* BEGIN *

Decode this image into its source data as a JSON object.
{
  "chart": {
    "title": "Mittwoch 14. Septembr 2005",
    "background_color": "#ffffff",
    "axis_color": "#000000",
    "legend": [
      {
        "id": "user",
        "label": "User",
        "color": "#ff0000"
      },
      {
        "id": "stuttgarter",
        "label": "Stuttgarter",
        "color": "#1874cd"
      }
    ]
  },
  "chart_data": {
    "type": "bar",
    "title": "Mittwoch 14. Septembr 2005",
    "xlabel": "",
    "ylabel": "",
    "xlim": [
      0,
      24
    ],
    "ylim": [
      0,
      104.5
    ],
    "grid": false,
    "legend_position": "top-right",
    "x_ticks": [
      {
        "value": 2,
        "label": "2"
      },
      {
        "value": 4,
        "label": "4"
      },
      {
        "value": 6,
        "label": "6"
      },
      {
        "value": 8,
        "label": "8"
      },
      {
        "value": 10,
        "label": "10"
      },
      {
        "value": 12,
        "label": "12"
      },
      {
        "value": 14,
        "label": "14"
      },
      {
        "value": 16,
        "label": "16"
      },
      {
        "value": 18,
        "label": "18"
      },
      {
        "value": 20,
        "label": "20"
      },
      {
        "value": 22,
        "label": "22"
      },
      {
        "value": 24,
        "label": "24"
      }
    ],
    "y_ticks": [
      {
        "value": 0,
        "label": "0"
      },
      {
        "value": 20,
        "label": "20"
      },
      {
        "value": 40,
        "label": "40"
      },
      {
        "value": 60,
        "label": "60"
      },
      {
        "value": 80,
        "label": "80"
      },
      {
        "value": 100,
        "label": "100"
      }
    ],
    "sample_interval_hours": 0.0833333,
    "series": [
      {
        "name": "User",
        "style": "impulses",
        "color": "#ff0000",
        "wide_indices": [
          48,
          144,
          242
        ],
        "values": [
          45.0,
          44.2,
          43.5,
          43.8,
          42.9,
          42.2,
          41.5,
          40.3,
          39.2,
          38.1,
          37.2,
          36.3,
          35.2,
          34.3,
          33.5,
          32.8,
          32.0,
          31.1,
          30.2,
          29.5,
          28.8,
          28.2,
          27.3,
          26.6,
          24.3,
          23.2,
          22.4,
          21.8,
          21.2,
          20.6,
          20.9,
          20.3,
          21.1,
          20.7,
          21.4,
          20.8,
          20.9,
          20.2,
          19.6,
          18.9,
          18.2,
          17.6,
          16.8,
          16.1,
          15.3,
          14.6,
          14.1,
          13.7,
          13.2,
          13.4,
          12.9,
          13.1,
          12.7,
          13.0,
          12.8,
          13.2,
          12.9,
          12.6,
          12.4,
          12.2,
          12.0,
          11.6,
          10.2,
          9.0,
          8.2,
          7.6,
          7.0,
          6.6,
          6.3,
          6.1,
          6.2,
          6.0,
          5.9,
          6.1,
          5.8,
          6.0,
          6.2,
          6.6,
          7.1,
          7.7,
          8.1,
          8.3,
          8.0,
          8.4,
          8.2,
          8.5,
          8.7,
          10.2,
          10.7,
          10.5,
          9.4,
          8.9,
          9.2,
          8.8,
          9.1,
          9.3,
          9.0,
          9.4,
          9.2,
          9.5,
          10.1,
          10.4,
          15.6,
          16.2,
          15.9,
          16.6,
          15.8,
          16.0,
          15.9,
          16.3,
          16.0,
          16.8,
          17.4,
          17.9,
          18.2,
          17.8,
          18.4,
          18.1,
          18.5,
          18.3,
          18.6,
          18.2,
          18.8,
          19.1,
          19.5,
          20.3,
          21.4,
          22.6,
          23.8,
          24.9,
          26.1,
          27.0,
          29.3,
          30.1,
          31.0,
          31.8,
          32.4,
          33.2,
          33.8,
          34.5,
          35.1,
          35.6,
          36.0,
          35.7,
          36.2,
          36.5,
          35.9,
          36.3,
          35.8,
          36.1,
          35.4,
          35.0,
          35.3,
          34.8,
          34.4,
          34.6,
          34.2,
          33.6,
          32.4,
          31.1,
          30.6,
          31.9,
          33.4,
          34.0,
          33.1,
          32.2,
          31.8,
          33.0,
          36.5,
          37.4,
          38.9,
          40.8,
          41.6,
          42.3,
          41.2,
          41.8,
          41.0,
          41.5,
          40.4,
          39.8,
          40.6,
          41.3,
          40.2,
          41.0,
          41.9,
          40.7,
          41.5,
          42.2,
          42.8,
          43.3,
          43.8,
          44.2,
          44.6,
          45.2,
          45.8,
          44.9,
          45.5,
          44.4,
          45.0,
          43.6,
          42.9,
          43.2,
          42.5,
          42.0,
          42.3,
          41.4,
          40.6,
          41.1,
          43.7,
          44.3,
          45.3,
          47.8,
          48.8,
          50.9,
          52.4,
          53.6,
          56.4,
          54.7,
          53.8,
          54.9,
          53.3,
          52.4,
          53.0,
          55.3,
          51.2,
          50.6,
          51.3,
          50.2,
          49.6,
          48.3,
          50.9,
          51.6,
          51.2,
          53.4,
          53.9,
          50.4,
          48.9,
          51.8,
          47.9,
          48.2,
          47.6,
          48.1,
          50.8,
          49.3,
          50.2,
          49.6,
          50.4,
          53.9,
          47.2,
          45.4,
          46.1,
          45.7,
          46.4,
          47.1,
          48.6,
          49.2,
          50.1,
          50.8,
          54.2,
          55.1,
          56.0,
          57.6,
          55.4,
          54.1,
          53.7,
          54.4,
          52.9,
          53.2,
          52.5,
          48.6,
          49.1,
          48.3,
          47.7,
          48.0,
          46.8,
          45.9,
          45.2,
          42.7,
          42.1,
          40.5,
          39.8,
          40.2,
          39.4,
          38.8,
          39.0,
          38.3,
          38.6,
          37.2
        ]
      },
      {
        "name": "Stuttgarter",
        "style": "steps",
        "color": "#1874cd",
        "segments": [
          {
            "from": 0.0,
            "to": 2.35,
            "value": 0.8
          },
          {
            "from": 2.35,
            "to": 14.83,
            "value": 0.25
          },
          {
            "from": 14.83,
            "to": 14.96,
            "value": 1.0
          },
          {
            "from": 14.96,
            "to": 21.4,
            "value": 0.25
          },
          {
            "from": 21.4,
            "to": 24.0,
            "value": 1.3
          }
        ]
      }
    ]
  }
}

* END *

Reproduce each record exactly as it appears.

Full response:
Decode this image into its source data as a JSON object.
{
  "chart": {
    "title": "Mittwoch 14. Septembr 2005",
    "background_color": "#ffffff",
    "axis_color": "#000000",
    "legend": [
      {
        "id": "user",
        "label": "User",
        "color": "#ff0000"
      },
      {
        "id": "stuttgarter",
        "label": "Stuttgarter",
        "color": "#1874cd"
      }
    ]
  },
  "chart_data": {
    "type": "bar",
    "title": "Mittwoch 14. Septembr 2005",
    "xlabel": "",
    "ylabel": "",
    "xlim": [
      0,
      24
    ],
    "ylim": [
      0,
      104.5
    ],
    "grid": false,
    "legend_position": "top-right",
    "x_ticks": [
      {
        "value": 2,
        "label": "2"
      },
      {
        "value": 4,
        "label": "4"
      },
      {
        "value": 6,
        "label": "6"
      },
      {
        "value": 8,
        "label": "8"
      },
      {
        "value": 10,
        "label": "10"
      },
      {
        "value": 12,
        "label": "12"
      },
      {
        "value": 14,
        "label": "14"
      },
      {
        "value": 16,
        "label": "16"
      },
      {
        "value": 18,
        "label": "18"
      },
      {
        "value": 20,
        "label": "20"
      },
      {
        "value": 22,
        "label": "22"
      },
      {
        "value": 24,
        "label": "24"
      }
    ],
    "y_ticks": [
      {
        "value": 0,
        "label": "0"
      },
      {
        "value": 20,
        "label": "20"
      },
      {
        "value": 40,
        "label": "40"
      },
      {
        "value": 60,
        "label": "60"
      },
      {
        "value": 80,
        "label": "80"
      },
      {
        "value": 100,
        "label": "100"
      }
    ],
    "sample_interval_hours": 0.0833333,
    "series": [
      {
        "name": "User",
        "style": "impulses",
        "color": "#ff0000",
        "wide_indices": [
          48,
          144,
          242
        ],
        "values": [
          45.0,
          44.2,
          43.5,
          43.8,
          42.9,
          42.2,
          41.5,
          40.3,
          39.2,
          38.1,
          37.2,
          36.3,
          35.2,
          34.3,
          33.5,
          32.8,
          32.0,
          31.1,
          30.2,
          29.5,
          28.8,
          28.2,
          27.3,
          26.6,
          24.3,
          23.2,
          22.4,
          21.8,
          21.2,
          20.6,
          20.9,
          20.3,
          21.1,
          20.7,
          21.4,
          20.8,
          20.9,
          20.2,
          19.6,
          18.9,
          18.2,
          17.6,
          16.8,
          16.1,
          15.3,
          14.6,
          14.1,
          13.7,
          13.2,
          13.4,
          12.9,
          13.1,
          12.7,
          13.0,
          12.8,
          13.2,
          12.9,
          12.6,
          12.4,
          12.2,
          12.0,
          11.6,
          10.2,
          9.0,
          8.2,
          7.6,
          7.0,
          6.6,
          6.3,
          6.1,
          6.2,
          6.0,
          5.9,
          6.1,
          5.8,
          6.0,
          6.2,
          6.6,
          7.1,
          7.7,
          8.1,
          8.3,
          8.0,
          8.4,
          8.2,
          8.5,
          8.7,
          10.2,
          10.7,
          10.5,
          9.4,
          8.9,
          9.2,
          8.8,
          9.1,
          9.3,
          9.0,
          9.4,
          9.2,
          9.5,
          10.1,
          10.4,
          15.6,
          16.2,
          15.9,
          16.6,
          15.8,
          16.0,
          15.9,
          16.3,
          16.0,
          16.8,
          17.4,
          17.9,
          18.2,
          17.8,
          18.4,
          18.1,
          18.5,
          18.3,
          18.6,
          18.2,
          18.8,
          19.1,
          19.5,
          20.3,
          21.4,
          22.6,
          23.8,
          24.9,
          26.1,
          27.0,
          29.3,
          30.1,
          31.0,
          31.8,
          32.4,
          33.2,
          33.8,
          34.5,
          35.1,
          35.6,
          36.0,
          35.7,
          36.2,
          36.5,
          35.9,
          36.3,
          35.8,
          36.1,
          35.4,
          35.0,
          35.3,
          34.8,
          34.4,
          34.6,
          34.2,
          33.6,
          32.4,
          31.1,
          30.6,
          31.9,
          33.4,
          34.0,
          33.1,
          32.2,
          31.8,
          33.0,
          36.5,
          37.4,
          38.9,
          40.8,
          41.6,
          42.3,
          41.2,
          41.8,
          41.0,
          41.5,
          40.4,
          39.8,
          40.6,
          41.3,
          40.2,
          41.0,
          41.9,
          40.7,
          41.5,
          42.2,
          42.8,
          43.3,
          43.8,
          44.2,
          44.6,
          45.2,
          45.8,
          44.9,
          45.5,
          44.4,
          45.0,
          43.6,
          42.9,
          43.2,
          42.5,
          42.0,
          42.3,
          41.4,
          40.6,
          41.1,
          43.7,
          44.3,
          45.3,
          47.8,
          48.8,
          50.9,
          52.4,
          53.6,
          56.4,
          54.7,
          53.8,
          54.9,
          53.3,
          52.4,
          53.0,
          55.3,
          51.2,
          50.6,
          51.3,
          50.2,
          49.6,
          48.3,
          50.9,
          51.6,
          51.2,
          53.4,
          53.9,
          50.4,
          48.9,
          51.8,
          47.9,
          48.2,
          47.6,
          48.1,
          50.8,
          49.3,
          50.2,
          49.6,
          50.4,
          53.9,
          47.2,
          45.4,
          46.1,
          45.7,
          46.4,
          47.1,
          48.6,
          49.2,
          50.1,
          50.8,
          54.2,
          55.1,
          56.0,
          57.6,
          55.4,
          54.1,
          53.7,
          54.4,
          52.9,
          53.2,
          52.5,
          48.6,
          49.1,
          48.3,
          47.7,
          48.0,
          46.8,
          45.9,
          45.2,
          42.7,
          42.1,
          40.5,
          39.8,
          40.2,
          39.4,
          38.8,
          39.0,
          38.3,
          38.6,
          37.2
        ]
      },
      {
        "name": "Stuttgarter",
        "style": "steps",
        "color": "#1874cd",
        "segments": [
          {
            "from": 0.0,
            "to": 2.35,
            "value": 0.8
          },
          {
            "from": 2.35,
            "to": 14.83,
            "value": 0.25
          },
          {
            "from": 14.83,
            "to": 14.96,
            "value": 1.0
          },
          {
            "from": 14.96,
            "to": 21.4,
            "value": 0.25
          },
          {
            "from": 21.4,
            "to": 24.0,
            "value": 1.3
          }
        ]
      }
    ]
  }
}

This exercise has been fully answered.